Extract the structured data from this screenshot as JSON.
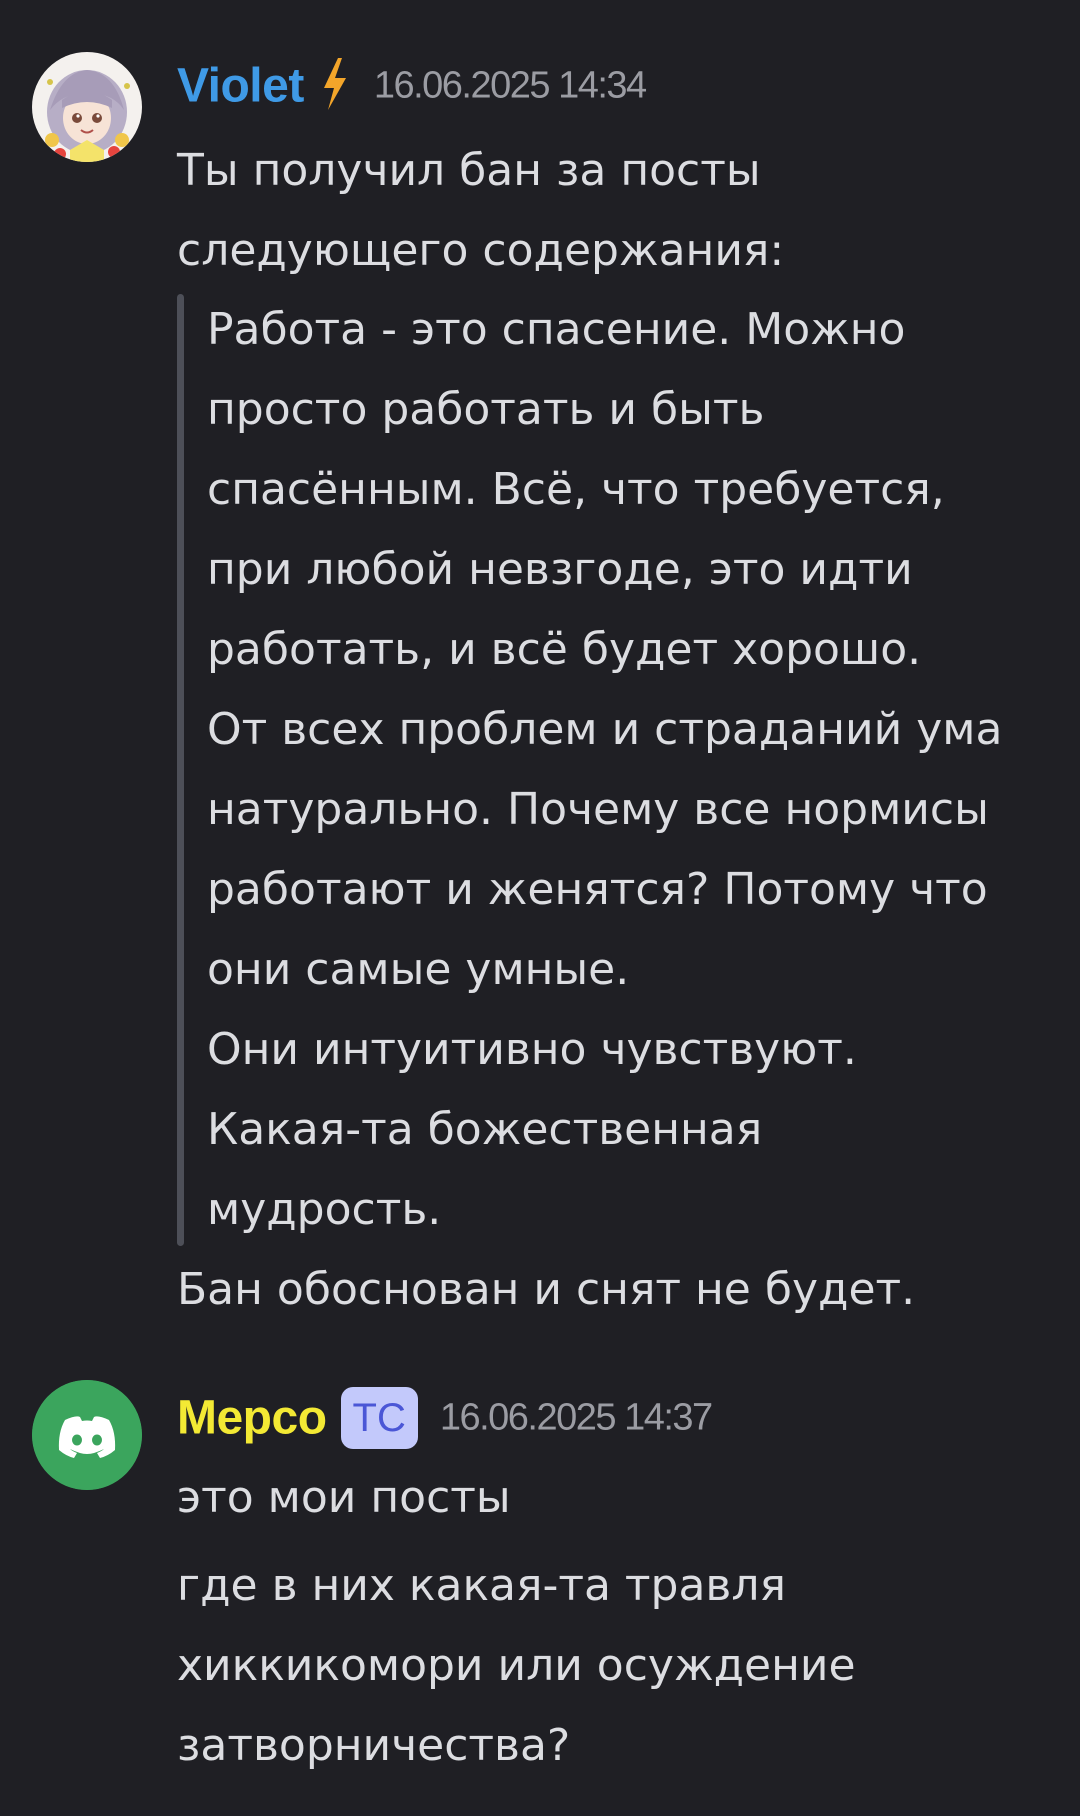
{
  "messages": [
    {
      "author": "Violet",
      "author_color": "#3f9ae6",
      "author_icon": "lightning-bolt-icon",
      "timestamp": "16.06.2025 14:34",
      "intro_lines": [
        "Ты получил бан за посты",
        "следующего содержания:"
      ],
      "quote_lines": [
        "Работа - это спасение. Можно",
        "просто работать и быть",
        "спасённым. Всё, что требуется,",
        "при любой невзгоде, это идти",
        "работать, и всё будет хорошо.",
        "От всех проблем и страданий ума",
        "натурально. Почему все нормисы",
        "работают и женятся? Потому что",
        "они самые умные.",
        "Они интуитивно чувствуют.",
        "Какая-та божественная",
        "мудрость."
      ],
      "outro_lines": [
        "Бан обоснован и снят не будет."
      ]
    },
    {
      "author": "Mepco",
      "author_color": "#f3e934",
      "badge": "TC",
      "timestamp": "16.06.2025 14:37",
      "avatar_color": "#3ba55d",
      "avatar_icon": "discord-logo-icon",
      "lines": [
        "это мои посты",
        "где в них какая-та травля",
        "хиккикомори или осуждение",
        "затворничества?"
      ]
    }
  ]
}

▶ **EXERCISE AIM**
Copy every record above exactly, leaving out any pictures.

▶ **ANSWER TO THE PROBLEM**
Extract the structured data from this screenshot as JSON.
{
  "messages": [
    {
      "author": "Violet",
      "author_color": "#3f9ae6",
      "author_icon": "lightning-bolt-icon",
      "timestamp": "16.06.2025 14:34",
      "intro_lines": [
        "Ты получил бан за посты",
        "следующего содержания:"
      ],
      "quote_lines": [
        "Работа - это спасение. Можно",
        "просто работать и быть",
        "спасённым. Всё, что требуется,",
        "при любой невзгоде, это идти",
        "работать, и всё будет хорошо.",
        "От всех проблем и страданий ума",
        "натурально. Почему все нормисы",
        "работают и женятся? Потому что",
        "они самые умные.",
        "Они интуитивно чувствуют.",
        "Какая-та божественная",
        "мудрость."
      ],
      "outro_lines": [
        "Бан обоснован и снят не будет."
      ]
    },
    {
      "author": "Mepco",
      "author_color": "#f3e934",
      "badge": "TC",
      "timestamp": "16.06.2025 14:37",
      "avatar_color": "#3ba55d",
      "avatar_icon": "discord-logo-icon",
      "lines": [
        "это мои посты",
        "где в них какая-та травля",
        "хиккикомори или осуждение",
        "затворничества?"
      ]
    }
  ]
}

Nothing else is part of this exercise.